Data records

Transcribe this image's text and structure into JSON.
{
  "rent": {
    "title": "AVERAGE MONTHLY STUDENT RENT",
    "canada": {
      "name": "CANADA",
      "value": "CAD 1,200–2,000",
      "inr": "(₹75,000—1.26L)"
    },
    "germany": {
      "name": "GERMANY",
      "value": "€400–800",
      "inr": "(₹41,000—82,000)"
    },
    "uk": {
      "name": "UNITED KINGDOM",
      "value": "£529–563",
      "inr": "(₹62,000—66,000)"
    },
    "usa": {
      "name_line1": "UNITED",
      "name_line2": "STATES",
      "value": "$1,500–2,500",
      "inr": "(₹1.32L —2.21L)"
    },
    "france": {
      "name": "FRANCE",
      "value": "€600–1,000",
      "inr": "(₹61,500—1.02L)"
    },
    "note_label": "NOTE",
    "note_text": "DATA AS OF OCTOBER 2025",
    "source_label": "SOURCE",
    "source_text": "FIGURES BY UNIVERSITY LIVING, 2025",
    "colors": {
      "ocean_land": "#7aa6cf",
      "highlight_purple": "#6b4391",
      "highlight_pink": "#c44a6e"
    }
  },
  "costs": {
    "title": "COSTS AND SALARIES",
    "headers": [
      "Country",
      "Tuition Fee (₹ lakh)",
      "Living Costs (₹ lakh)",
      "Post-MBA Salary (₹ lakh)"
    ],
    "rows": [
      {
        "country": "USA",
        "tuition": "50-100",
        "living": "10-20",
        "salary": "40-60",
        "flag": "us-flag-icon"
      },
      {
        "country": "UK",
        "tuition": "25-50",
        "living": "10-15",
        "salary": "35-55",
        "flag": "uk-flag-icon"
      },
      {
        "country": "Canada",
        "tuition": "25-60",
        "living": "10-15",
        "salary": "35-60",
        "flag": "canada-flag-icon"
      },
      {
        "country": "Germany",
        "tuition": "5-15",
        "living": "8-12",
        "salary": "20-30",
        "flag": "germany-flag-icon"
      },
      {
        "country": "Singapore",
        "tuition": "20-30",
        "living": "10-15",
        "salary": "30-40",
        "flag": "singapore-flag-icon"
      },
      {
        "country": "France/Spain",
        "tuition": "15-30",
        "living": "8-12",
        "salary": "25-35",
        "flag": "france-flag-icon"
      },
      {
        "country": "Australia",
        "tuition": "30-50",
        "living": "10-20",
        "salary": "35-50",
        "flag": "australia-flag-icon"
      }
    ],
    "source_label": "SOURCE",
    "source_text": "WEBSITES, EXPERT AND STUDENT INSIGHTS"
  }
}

What you are asked to do: Tally the lines of the data that hold the string "UNITED". Answer with the number and nothing more.

Reply: 2